> _Directive_: Return the whole listing, line for line, without the pictures in it.

> _Provided data_:
— start —
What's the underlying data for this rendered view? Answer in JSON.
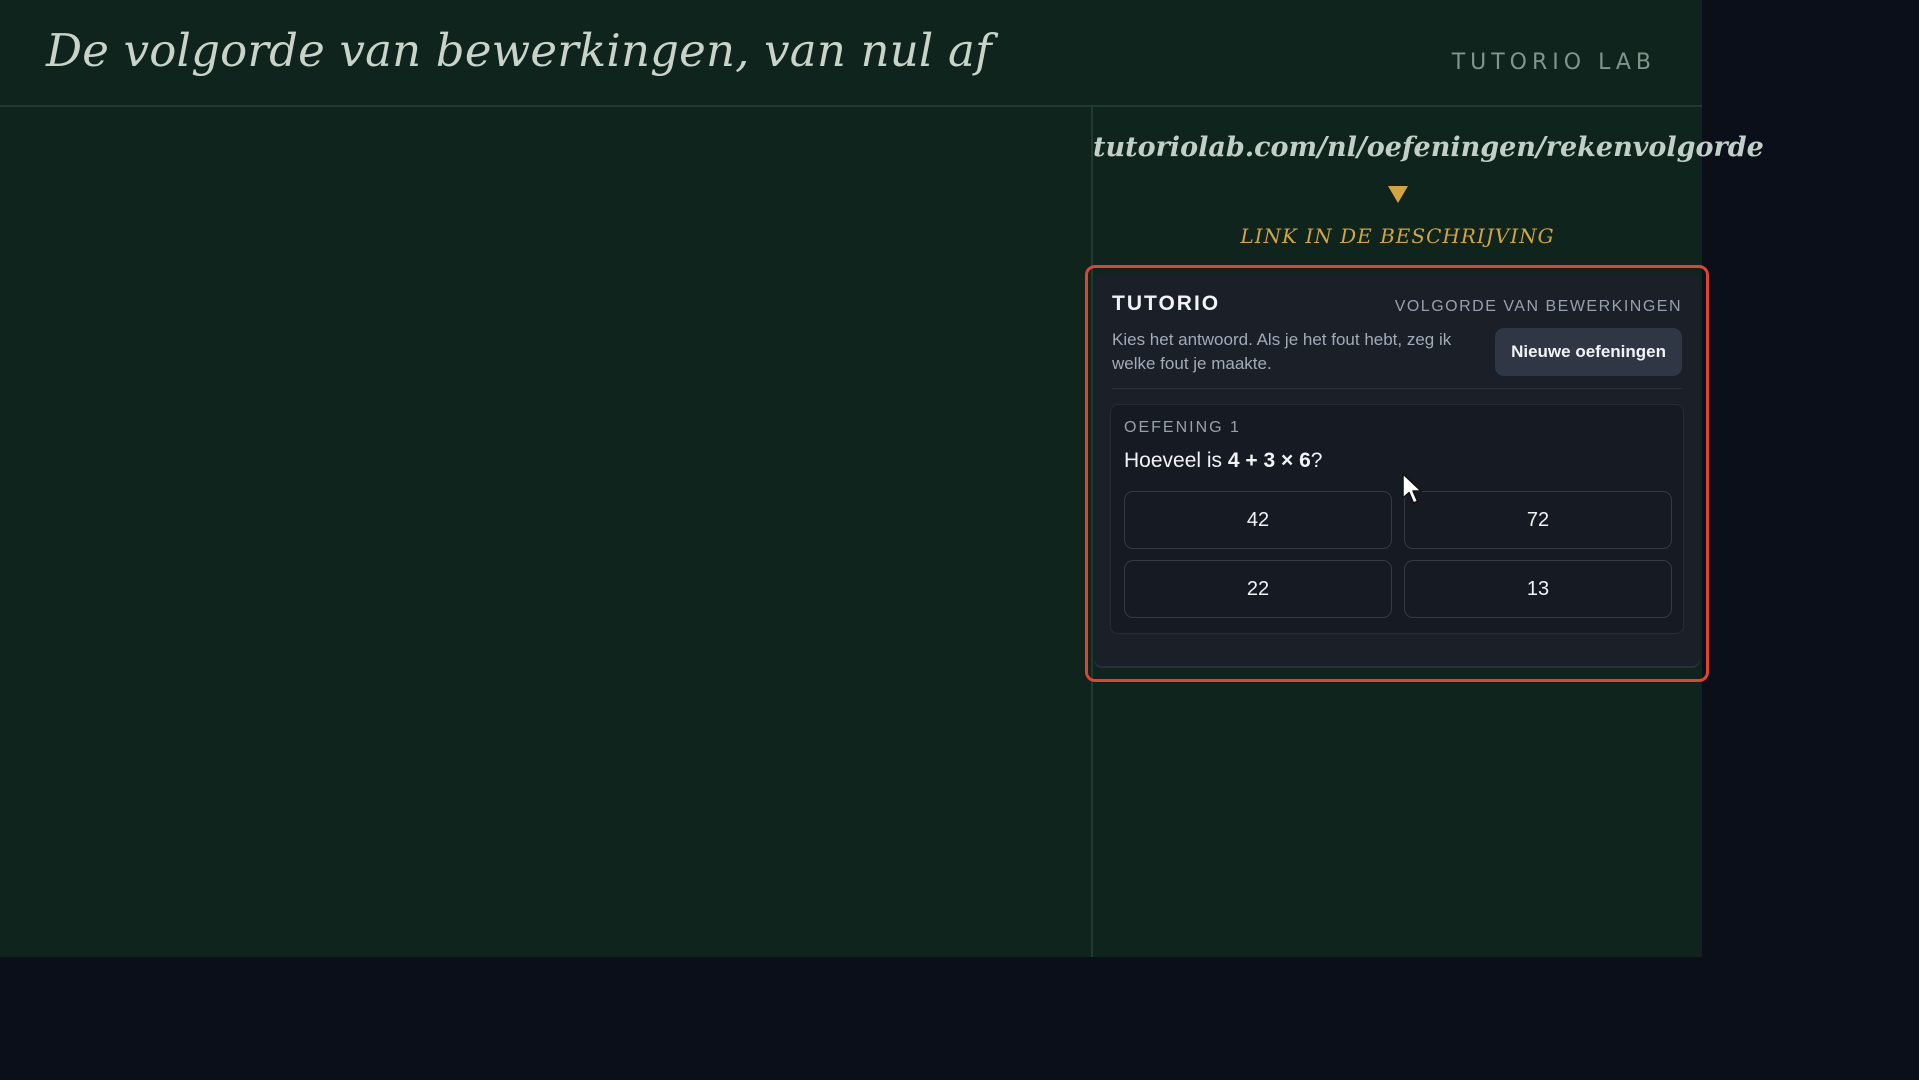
{
  "header": {
    "title": "De volgorde van bewerkingen, van nul af",
    "brand": "TUTORIO LAB"
  },
  "promo": {
    "url": "tutoriolab.com/nl/oefeningen/rekenvolgorde",
    "note": "LINK IN DE BESCHRIJVING"
  },
  "widget": {
    "brand": "TUTORIO",
    "topic": "VOLGORDE VAN BEWERKINGEN",
    "instructions": "Kies het antwoord. Als je het fout hebt, zeg ik welke fout je maakte.",
    "new_exercises_label": "Nieuwe oefeningen",
    "exercise": {
      "label": "OEFENING 1",
      "question_prefix": "Hoeveel is ",
      "question_expression": "4 + 3 × 6",
      "question_suffix": "?",
      "answers": [
        "42",
        "72",
        "22",
        "13"
      ]
    }
  },
  "colors": {
    "board": "#0e241d",
    "accent": "#d4a43f",
    "highlight": "#e0432f",
    "widget_bg": "#1a1f28"
  }
}
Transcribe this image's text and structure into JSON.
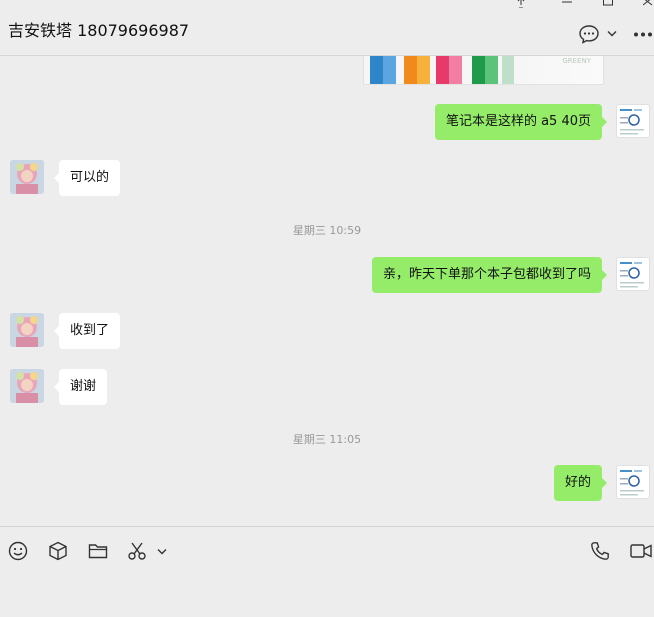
{
  "window": {
    "title": "吉安铁塔 18079696987",
    "controls": [
      "pin-icon",
      "minimize-icon",
      "maximize-icon",
      "close-icon"
    ]
  },
  "header_actions": [
    "chat-bubble-icon",
    "chevron-down-icon",
    "more-icon"
  ],
  "messages": [
    {
      "type": "image",
      "side": "right",
      "brand": "GREENY"
    },
    {
      "type": "text",
      "side": "right",
      "text": "笔记本是这样的 a5 40页"
    },
    {
      "type": "text",
      "side": "left",
      "text": "可以的"
    },
    {
      "type": "time",
      "text": "星期三 10:59"
    },
    {
      "type": "text",
      "side": "right",
      "text": "亲，昨天下单那个本子包都收到了吗"
    },
    {
      "type": "text",
      "side": "left",
      "text": "收到了"
    },
    {
      "type": "text",
      "side": "left",
      "text": "谢谢"
    },
    {
      "type": "time",
      "text": "星期三 11:05"
    },
    {
      "type": "text",
      "side": "right",
      "text": "好的"
    }
  ],
  "toolbar": {
    "left": [
      "emoji-icon",
      "cube-icon",
      "folder-icon",
      "scissors-icon",
      "chevron-down-icon"
    ],
    "right": [
      "phone-icon",
      "video-icon"
    ]
  },
  "colors": {
    "background": "#ededed",
    "bubble_self": "#95ec69",
    "bubble_other": "#ffffff",
    "timestamp": "#999999"
  }
}
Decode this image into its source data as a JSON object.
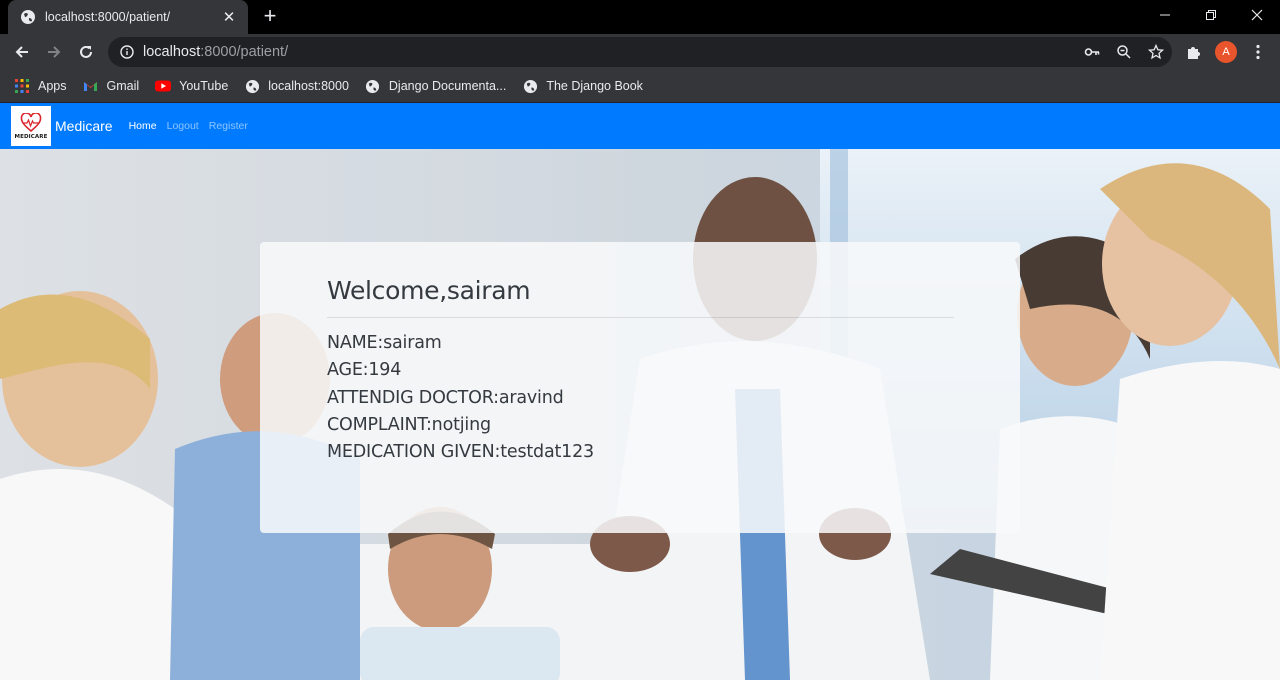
{
  "browser": {
    "tab_title": "localhost:8000/patient/",
    "url_host": "localhost",
    "url_path": ":8000/patient/",
    "profile_initial": "A",
    "bookmarks": [
      {
        "label": "Apps",
        "icon": "apps-grid-icon"
      },
      {
        "label": "Gmail",
        "icon": "gmail-icon"
      },
      {
        "label": "YouTube",
        "icon": "youtube-icon"
      },
      {
        "label": "localhost:8000",
        "icon": "globe-icon"
      },
      {
        "label": "Django Documenta...",
        "icon": "globe-icon"
      },
      {
        "label": "The Django Book",
        "icon": "globe-icon"
      }
    ]
  },
  "navbar": {
    "logo_text": "MEDICARE",
    "brand": "Medicare",
    "links": [
      "Home",
      "Logout",
      "Register"
    ]
  },
  "card": {
    "heading": "Welcome,sairam",
    "fields": [
      "NAME:sairam",
      "AGE:194",
      "ATTENDIG DOCTOR:aravind",
      "COMPLAINT:notjing",
      "MEDICATION GIVEN:testdat123"
    ]
  },
  "colors": {
    "navbar_bg": "#007bff",
    "avatar_bg": "#e8542c"
  }
}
— end —
> _Answer in full_:
What's the underlying data for this rendered view? Answer in JSON.
{
  "header": {
    "title": "De volgorde van bewerkingen, van nul af",
    "brand": "TUTORIO LAB"
  },
  "promo": {
    "url": "tutoriolab.com/nl/oefeningen/rekenvolgorde",
    "note": "LINK IN DE BESCHRIJVING"
  },
  "widget": {
    "brand": "TUTORIO",
    "topic": "VOLGORDE VAN BEWERKINGEN",
    "instructions": "Kies het antwoord. Als je het fout hebt, zeg ik welke fout je maakte.",
    "new_exercises_label": "Nieuwe oefeningen",
    "exercise": {
      "label": "OEFENING 1",
      "question_prefix": "Hoeveel is ",
      "question_expression": "4 + 3 × 6",
      "question_suffix": "?",
      "answers": [
        "42",
        "72",
        "22",
        "13"
      ]
    }
  },
  "colors": {
    "board": "#0e241d",
    "accent": "#d4a43f",
    "highlight": "#e0432f",
    "widget_bg": "#1a1f28"
  }
}
Transcribe this image's text and structure into JSON.
{
  "window": {
    "title": "吉安铁塔 18079696987",
    "controls": [
      "pin-icon",
      "minimize-icon",
      "maximize-icon",
      "close-icon"
    ]
  },
  "header_actions": [
    "chat-bubble-icon",
    "chevron-down-icon",
    "more-icon"
  ],
  "messages": [
    {
      "type": "image",
      "side": "right",
      "brand": "GREENY"
    },
    {
      "type": "text",
      "side": "right",
      "text": "笔记本是这样的 a5 40页"
    },
    {
      "type": "text",
      "side": "left",
      "text": "可以的"
    },
    {
      "type": "time",
      "text": "星期三 10:59"
    },
    {
      "type": "text",
      "side": "right",
      "text": "亲，昨天下单那个本子包都收到了吗"
    },
    {
      "type": "text",
      "side": "left",
      "text": "收到了"
    },
    {
      "type": "text",
      "side": "left",
      "text": "谢谢"
    },
    {
      "type": "time",
      "text": "星期三 11:05"
    },
    {
      "type": "text",
      "side": "right",
      "text": "好的"
    }
  ],
  "toolbar": {
    "left": [
      "emoji-icon",
      "cube-icon",
      "folder-icon",
      "scissors-icon",
      "chevron-down-icon"
    ],
    "right": [
      "phone-icon",
      "video-icon"
    ]
  },
  "colors": {
    "background": "#ededed",
    "bubble_self": "#95ec69",
    "bubble_other": "#ffffff",
    "timestamp": "#999999"
  }
}
Decode this image into its source data as a JSON object.
{
  "browser": {
    "tab_title": "localhost:8000/patient/",
    "url_host": "localhost",
    "url_path": ":8000/patient/",
    "profile_initial": "A",
    "bookmarks": [
      {
        "label": "Apps",
        "icon": "apps-grid-icon"
      },
      {
        "label": "Gmail",
        "icon": "gmail-icon"
      },
      {
        "label": "YouTube",
        "icon": "youtube-icon"
      },
      {
        "label": "localhost:8000",
        "icon": "globe-icon"
      },
      {
        "label": "Django Documenta...",
        "icon": "globe-icon"
      },
      {
        "label": "The Django Book",
        "icon": "globe-icon"
      }
    ]
  },
  "navbar": {
    "logo_text": "MEDICARE",
    "brand": "Medicare",
    "links": [
      "Home",
      "Logout",
      "Register"
    ]
  },
  "card": {
    "heading": "Welcome,sairam",
    "fields": [
      "NAME:sairam",
      "AGE:194",
      "ATTENDIG DOCTOR:aravind",
      "COMPLAINT:notjing",
      "MEDICATION GIVEN:testdat123"
    ]
  },
  "colors": {
    "navbar_bg": "#007bff",
    "avatar_bg": "#e8542c"
  }
}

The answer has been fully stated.